> **Instructions to follow**
Within the records that follow, find every line containing the string "Zugewiesene". Copy those lines.

Collected data entries
_ _ _

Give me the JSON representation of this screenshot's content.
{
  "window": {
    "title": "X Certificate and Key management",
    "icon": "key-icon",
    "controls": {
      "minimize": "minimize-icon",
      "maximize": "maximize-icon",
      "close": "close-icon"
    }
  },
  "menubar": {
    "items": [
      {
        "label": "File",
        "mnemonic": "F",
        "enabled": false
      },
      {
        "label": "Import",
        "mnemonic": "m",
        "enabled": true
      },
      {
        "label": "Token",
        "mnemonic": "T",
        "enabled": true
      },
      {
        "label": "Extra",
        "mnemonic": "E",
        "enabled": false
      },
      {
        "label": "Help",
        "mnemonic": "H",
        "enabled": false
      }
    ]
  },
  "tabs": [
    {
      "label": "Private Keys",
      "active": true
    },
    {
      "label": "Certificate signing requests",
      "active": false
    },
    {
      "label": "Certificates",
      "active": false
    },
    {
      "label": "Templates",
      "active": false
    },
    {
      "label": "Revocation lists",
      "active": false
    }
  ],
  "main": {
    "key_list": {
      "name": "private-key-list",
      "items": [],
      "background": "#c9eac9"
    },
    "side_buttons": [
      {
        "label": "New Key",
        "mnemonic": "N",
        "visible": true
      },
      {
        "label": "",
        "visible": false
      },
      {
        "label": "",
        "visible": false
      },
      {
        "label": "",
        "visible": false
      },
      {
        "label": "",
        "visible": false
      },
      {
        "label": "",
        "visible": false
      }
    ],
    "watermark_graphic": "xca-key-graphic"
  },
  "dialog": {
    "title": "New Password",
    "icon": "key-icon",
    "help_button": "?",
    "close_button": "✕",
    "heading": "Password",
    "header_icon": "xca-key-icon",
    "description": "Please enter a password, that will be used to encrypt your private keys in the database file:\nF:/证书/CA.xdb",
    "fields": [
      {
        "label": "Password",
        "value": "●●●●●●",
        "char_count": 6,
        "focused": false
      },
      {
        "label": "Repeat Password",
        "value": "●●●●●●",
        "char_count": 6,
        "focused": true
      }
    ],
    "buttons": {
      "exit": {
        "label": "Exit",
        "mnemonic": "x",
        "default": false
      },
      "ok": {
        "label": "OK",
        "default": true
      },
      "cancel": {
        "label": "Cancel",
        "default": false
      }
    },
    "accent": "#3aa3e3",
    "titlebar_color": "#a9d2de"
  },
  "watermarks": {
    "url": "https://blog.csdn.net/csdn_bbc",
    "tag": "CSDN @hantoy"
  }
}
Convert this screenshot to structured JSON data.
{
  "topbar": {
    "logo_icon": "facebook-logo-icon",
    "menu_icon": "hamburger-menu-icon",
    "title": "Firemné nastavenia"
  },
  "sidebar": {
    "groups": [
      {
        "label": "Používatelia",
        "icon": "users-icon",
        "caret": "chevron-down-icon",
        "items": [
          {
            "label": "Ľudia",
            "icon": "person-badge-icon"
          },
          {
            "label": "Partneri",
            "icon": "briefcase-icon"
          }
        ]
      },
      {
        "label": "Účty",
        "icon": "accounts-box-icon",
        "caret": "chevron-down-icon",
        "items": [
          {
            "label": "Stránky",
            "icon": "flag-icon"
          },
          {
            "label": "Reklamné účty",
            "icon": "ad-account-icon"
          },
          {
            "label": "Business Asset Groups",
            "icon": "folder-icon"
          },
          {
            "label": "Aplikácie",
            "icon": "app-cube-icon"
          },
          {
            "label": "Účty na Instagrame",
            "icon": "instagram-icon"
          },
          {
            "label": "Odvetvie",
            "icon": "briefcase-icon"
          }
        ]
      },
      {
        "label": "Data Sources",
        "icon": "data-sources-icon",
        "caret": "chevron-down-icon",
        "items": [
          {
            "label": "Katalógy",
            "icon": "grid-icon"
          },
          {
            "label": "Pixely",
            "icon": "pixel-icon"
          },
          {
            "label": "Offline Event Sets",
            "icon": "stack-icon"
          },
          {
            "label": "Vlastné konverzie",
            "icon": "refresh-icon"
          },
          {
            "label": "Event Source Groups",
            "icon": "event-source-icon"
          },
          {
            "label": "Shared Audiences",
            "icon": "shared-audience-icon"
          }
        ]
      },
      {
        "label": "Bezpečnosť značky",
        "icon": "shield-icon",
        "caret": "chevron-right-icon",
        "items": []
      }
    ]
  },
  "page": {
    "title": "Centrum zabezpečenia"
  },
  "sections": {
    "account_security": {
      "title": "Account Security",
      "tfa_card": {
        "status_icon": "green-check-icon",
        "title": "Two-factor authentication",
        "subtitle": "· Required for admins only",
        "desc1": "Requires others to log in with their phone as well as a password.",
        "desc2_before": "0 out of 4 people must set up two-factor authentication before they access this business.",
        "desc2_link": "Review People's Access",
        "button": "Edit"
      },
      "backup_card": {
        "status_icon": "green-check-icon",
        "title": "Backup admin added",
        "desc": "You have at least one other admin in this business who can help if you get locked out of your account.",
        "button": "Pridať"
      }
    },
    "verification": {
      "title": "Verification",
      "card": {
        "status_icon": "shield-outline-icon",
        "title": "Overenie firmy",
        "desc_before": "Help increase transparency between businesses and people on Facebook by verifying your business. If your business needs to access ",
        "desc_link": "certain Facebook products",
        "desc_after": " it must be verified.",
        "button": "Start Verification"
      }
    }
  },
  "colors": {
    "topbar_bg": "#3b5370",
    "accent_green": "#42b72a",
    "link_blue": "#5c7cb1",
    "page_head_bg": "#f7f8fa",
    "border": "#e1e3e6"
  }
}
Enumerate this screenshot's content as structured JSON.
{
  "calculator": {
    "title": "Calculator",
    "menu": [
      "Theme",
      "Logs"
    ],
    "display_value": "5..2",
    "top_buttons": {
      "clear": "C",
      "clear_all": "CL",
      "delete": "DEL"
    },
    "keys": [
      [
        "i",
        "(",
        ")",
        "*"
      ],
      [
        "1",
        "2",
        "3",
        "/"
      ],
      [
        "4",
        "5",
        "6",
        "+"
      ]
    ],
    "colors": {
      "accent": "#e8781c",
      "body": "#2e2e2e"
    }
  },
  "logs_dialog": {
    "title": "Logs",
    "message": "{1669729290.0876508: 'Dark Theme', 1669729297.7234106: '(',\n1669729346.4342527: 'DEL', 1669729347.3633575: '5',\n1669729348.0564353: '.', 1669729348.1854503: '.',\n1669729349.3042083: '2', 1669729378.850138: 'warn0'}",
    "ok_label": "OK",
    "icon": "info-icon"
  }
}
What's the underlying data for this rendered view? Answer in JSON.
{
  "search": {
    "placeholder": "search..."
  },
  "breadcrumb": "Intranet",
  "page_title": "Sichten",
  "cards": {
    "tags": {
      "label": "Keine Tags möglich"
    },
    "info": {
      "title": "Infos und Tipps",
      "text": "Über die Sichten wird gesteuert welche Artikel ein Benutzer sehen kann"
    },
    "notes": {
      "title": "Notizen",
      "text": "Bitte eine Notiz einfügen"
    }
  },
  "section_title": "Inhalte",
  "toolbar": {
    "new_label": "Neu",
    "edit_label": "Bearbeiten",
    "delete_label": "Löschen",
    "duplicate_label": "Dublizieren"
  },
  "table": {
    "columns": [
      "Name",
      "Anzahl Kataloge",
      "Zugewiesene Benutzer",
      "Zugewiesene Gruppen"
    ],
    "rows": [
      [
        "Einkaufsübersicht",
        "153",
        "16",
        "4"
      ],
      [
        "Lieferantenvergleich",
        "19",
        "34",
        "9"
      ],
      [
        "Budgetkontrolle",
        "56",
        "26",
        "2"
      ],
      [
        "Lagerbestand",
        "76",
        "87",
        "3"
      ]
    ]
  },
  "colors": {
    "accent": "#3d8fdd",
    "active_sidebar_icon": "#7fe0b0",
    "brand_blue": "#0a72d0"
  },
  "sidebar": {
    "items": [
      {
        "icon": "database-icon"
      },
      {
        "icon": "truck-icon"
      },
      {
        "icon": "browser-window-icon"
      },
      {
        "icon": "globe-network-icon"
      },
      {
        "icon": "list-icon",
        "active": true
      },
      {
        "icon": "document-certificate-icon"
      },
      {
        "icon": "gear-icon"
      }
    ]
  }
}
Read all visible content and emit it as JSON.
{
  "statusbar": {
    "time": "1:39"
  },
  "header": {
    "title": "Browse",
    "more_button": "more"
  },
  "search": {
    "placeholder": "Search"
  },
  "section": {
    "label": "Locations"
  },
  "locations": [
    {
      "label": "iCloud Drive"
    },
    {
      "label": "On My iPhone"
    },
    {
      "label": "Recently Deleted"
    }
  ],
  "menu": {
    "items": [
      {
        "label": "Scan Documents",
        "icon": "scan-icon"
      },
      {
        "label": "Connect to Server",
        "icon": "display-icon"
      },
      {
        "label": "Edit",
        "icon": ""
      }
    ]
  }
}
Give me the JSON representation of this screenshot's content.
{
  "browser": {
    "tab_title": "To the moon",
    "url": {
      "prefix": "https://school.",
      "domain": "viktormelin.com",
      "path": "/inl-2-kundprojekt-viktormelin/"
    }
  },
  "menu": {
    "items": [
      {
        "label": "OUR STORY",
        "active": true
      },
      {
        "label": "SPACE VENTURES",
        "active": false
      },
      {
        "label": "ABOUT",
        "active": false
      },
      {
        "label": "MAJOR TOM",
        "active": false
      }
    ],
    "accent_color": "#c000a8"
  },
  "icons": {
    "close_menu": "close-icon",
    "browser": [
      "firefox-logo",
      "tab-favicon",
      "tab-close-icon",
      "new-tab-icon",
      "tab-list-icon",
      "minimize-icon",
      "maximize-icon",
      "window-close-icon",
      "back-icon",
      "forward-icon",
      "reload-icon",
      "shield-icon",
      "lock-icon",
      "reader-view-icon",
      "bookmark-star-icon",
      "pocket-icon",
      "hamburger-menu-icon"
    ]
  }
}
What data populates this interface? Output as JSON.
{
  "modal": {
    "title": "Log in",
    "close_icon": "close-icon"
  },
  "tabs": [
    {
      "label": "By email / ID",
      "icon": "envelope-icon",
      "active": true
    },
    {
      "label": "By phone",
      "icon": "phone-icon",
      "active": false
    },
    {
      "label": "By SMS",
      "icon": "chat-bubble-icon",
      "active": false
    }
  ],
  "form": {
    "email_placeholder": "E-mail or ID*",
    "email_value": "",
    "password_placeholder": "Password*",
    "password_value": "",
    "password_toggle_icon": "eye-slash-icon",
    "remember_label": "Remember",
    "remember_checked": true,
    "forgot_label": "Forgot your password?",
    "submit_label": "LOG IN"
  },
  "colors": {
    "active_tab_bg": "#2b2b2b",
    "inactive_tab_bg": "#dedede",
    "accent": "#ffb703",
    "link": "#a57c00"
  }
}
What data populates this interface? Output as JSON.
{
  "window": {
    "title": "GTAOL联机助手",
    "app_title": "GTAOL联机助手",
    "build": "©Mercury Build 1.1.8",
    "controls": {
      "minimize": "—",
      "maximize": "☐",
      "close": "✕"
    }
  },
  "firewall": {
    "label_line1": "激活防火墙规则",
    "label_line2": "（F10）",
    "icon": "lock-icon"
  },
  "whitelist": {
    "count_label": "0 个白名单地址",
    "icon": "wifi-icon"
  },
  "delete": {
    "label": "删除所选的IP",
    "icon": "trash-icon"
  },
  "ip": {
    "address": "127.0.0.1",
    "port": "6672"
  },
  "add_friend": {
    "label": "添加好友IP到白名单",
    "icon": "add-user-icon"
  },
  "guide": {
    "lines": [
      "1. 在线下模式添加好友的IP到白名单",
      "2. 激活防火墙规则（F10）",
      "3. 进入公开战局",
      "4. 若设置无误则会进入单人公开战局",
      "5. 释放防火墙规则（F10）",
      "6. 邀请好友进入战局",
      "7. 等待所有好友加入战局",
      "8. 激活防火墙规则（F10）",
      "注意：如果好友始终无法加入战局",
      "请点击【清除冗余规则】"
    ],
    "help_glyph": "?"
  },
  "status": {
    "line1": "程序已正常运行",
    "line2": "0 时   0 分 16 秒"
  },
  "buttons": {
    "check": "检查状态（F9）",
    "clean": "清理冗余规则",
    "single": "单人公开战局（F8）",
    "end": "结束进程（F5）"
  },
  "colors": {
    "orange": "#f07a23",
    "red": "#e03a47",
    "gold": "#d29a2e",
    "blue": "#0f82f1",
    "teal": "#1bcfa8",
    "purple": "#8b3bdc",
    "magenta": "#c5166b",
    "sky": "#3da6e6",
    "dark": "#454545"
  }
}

_ _ _

> **Result of the task**
      "Zugewiesene Benutzer",
      "Zugewiesene Gruppen"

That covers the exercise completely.